START Given records

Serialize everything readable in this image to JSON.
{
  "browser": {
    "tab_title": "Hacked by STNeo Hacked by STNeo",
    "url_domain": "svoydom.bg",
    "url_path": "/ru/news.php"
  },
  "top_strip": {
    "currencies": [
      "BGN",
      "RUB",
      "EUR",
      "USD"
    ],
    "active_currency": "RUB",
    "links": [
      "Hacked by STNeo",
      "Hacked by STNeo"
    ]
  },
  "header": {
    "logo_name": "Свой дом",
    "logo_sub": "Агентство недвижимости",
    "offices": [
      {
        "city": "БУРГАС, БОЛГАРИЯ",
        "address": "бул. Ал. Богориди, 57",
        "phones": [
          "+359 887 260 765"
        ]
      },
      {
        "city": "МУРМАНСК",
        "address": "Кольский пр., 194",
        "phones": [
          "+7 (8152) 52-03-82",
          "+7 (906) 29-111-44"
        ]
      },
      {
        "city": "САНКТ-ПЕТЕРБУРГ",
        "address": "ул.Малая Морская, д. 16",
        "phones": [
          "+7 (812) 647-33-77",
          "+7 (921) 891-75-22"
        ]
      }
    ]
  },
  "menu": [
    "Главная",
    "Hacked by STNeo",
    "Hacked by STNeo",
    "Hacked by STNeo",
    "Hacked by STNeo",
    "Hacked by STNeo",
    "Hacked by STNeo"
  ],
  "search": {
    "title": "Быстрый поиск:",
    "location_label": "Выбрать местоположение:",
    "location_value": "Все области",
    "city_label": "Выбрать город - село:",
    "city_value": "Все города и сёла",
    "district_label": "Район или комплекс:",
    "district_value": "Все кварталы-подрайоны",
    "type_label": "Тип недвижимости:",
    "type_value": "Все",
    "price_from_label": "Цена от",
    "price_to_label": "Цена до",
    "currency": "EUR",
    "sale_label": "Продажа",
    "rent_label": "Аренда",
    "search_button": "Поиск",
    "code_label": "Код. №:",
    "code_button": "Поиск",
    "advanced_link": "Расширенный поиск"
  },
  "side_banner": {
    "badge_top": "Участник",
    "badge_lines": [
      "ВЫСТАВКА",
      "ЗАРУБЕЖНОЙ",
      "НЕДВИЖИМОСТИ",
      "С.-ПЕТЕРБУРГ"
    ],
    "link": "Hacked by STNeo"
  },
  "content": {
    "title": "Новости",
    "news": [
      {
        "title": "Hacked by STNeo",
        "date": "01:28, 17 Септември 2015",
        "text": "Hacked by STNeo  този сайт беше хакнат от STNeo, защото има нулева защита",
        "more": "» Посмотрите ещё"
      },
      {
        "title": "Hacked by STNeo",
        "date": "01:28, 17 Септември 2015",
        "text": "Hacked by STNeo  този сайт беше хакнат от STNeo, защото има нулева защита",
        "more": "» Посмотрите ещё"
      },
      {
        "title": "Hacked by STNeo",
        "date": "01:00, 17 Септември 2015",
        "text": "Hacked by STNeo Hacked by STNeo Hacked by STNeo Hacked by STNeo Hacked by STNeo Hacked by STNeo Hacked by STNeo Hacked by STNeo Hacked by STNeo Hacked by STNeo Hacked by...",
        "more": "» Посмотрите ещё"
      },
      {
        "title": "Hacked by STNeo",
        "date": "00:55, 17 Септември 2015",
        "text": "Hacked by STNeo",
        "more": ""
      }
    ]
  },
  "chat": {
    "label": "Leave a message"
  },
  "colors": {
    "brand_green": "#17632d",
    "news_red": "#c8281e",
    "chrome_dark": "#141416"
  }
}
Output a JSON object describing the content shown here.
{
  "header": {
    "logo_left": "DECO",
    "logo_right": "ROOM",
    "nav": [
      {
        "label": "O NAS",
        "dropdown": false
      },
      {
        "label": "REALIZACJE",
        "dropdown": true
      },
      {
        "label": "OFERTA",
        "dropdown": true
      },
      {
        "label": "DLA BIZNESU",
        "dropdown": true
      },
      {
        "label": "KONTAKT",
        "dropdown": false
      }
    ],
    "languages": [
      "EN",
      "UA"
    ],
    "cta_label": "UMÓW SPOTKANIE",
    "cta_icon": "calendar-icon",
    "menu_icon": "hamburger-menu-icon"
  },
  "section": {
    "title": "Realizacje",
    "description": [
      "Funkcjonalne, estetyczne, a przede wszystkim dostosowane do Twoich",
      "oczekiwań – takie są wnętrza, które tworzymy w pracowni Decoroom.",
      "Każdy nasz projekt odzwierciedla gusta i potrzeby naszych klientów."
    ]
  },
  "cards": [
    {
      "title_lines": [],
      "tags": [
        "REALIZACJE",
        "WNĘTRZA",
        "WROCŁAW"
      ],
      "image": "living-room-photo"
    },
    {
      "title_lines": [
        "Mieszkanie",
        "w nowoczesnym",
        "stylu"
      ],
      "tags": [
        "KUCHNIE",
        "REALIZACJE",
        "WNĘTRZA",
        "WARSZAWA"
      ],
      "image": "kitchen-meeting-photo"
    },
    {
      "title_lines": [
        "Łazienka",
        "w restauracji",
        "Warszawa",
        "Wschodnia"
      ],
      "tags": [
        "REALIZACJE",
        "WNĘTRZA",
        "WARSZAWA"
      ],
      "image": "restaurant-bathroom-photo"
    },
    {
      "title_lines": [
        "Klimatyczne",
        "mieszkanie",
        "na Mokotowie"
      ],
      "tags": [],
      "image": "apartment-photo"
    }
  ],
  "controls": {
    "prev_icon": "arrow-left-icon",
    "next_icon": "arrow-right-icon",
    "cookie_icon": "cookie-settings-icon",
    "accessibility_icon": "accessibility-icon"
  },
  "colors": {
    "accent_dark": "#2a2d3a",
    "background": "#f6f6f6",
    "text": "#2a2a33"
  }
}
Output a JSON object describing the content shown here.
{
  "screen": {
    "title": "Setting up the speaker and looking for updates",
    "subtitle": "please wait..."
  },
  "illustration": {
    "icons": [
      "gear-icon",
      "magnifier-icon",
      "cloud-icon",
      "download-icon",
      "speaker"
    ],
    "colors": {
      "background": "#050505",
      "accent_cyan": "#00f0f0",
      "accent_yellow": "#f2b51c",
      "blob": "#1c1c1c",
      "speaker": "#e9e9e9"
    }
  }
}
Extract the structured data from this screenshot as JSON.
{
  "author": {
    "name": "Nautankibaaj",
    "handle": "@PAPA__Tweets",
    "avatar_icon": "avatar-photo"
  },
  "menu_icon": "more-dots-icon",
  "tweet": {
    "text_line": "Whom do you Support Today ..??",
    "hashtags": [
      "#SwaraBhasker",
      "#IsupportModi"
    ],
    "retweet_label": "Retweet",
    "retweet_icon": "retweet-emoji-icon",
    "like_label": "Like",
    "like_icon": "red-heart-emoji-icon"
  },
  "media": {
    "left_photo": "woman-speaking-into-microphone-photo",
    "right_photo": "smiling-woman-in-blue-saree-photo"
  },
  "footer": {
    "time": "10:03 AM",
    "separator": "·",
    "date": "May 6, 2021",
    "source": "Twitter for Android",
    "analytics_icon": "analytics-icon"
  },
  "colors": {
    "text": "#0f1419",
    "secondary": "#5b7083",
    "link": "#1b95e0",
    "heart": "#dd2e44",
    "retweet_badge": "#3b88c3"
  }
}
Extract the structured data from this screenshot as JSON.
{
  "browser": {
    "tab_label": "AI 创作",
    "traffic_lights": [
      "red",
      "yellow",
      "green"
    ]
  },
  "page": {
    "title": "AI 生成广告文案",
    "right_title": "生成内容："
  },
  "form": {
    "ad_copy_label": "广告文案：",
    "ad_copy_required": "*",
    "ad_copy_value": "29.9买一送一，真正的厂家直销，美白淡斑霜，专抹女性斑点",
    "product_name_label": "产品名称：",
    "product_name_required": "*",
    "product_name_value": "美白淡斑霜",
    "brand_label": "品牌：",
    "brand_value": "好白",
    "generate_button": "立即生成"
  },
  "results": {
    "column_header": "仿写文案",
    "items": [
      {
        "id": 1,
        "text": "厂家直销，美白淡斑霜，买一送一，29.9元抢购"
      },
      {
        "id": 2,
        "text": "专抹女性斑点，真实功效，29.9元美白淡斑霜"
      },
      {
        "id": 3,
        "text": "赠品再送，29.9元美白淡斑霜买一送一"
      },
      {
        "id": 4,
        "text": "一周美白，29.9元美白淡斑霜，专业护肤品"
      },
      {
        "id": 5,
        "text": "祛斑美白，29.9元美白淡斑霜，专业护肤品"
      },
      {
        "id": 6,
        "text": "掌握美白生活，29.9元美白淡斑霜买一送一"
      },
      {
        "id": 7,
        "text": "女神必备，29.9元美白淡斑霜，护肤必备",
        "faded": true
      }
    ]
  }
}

END Given records

Your task
Check each line above for the word "woman" and copy the ones that have it.

Result of the exercise
    "left_photo": "woman-speaking-into-microphone-photo",
    "right_photo": "smiling-woman-in-blue-saree-photo"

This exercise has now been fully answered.